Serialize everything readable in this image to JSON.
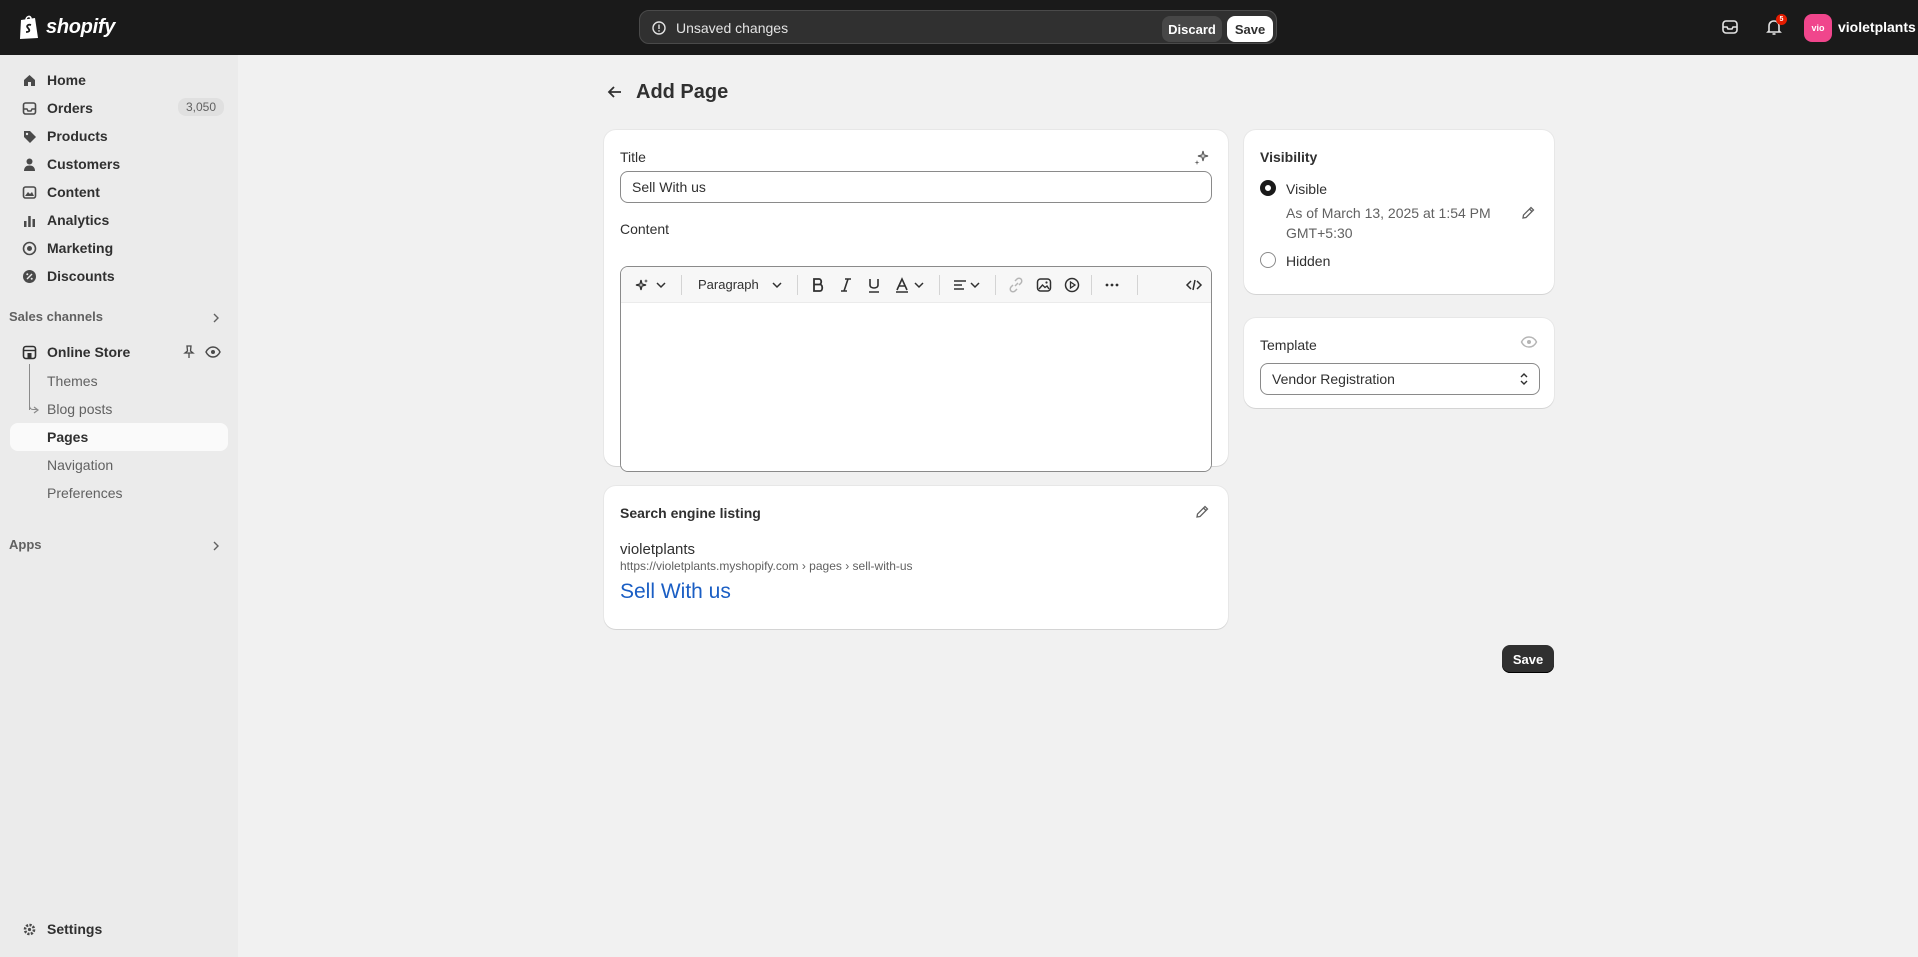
{
  "topbar": {
    "logo_text": "shopify",
    "unsaved_message": "Unsaved changes",
    "discard_label": "Discard",
    "save_label": "Save",
    "notification_count": "5",
    "store_avatar": "vio",
    "store_name": "violetplants"
  },
  "sidebar": {
    "items": [
      {
        "label": "Home",
        "icon": "home-icon"
      },
      {
        "label": "Orders",
        "icon": "inbox-icon",
        "count": "3,050"
      },
      {
        "label": "Products",
        "icon": "tag-icon"
      },
      {
        "label": "Customers",
        "icon": "person-icon"
      },
      {
        "label": "Content",
        "icon": "image-icon"
      },
      {
        "label": "Analytics",
        "icon": "bar-chart-icon"
      },
      {
        "label": "Marketing",
        "icon": "target-icon"
      },
      {
        "label": "Discounts",
        "icon": "discount-icon"
      }
    ],
    "sales_channels_label": "Sales channels",
    "online_store_label": "Online Store",
    "online_store_sub": [
      {
        "label": "Themes"
      },
      {
        "label": "Blog posts"
      },
      {
        "label": "Pages"
      },
      {
        "label": "Navigation"
      },
      {
        "label": "Preferences"
      }
    ],
    "apps_label": "Apps",
    "settings_label": "Settings"
  },
  "page": {
    "title": "Add Page",
    "title_field_label": "Title",
    "title_field_value": "Sell With us",
    "content_label": "Content",
    "paragraph_label": "Paragraph",
    "save_label": "Save"
  },
  "visibility": {
    "heading": "Visibility",
    "visible_label": "Visible",
    "visible_date_line1": "As of March 13, 2025 at 1:54 PM",
    "visible_date_line2": "GMT+5:30",
    "hidden_label": "Hidden"
  },
  "template": {
    "heading": "Template",
    "selected": "Vendor Registration"
  },
  "seo": {
    "heading": "Search engine listing",
    "store_name": "violetplants",
    "url": "https://violetplants.myshopify.com › pages › sell-with-us",
    "page_title": "Sell With us"
  }
}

### What the task asks
Without including the pictures, reproduce all entries exactly.

### The solution
Serialize everything readable in this image to JSON.
{
  "topbar": {
    "logo_text": "shopify",
    "unsaved_message": "Unsaved changes",
    "discard_label": "Discard",
    "save_label": "Save",
    "notification_count": "5",
    "store_avatar": "vio",
    "store_name": "violetplants"
  },
  "sidebar": {
    "items": [
      {
        "label": "Home",
        "icon": "home-icon"
      },
      {
        "label": "Orders",
        "icon": "inbox-icon",
        "count": "3,050"
      },
      {
        "label": "Products",
        "icon": "tag-icon"
      },
      {
        "label": "Customers",
        "icon": "person-icon"
      },
      {
        "label": "Content",
        "icon": "image-icon"
      },
      {
        "label": "Analytics",
        "icon": "bar-chart-icon"
      },
      {
        "label": "Marketing",
        "icon": "target-icon"
      },
      {
        "label": "Discounts",
        "icon": "discount-icon"
      }
    ],
    "sales_channels_label": "Sales channels",
    "online_store_label": "Online Store",
    "online_store_sub": [
      {
        "label": "Themes"
      },
      {
        "label": "Blog posts"
      },
      {
        "label": "Pages"
      },
      {
        "label": "Navigation"
      },
      {
        "label": "Preferences"
      }
    ],
    "apps_label": "Apps",
    "settings_label": "Settings"
  },
  "page": {
    "title": "Add Page",
    "title_field_label": "Title",
    "title_field_value": "Sell With us",
    "content_label": "Content",
    "paragraph_label": "Paragraph",
    "save_label": "Save"
  },
  "visibility": {
    "heading": "Visibility",
    "visible_label": "Visible",
    "visible_date_line1": "As of March 13, 2025 at 1:54 PM",
    "visible_date_line2": "GMT+5:30",
    "hidden_label": "Hidden"
  },
  "template": {
    "heading": "Template",
    "selected": "Vendor Registration"
  },
  "seo": {
    "heading": "Search engine listing",
    "store_name": "violetplants",
    "url": "https://violetplants.myshopify.com › pages › sell-with-us",
    "page_title": "Sell With us"
  }
}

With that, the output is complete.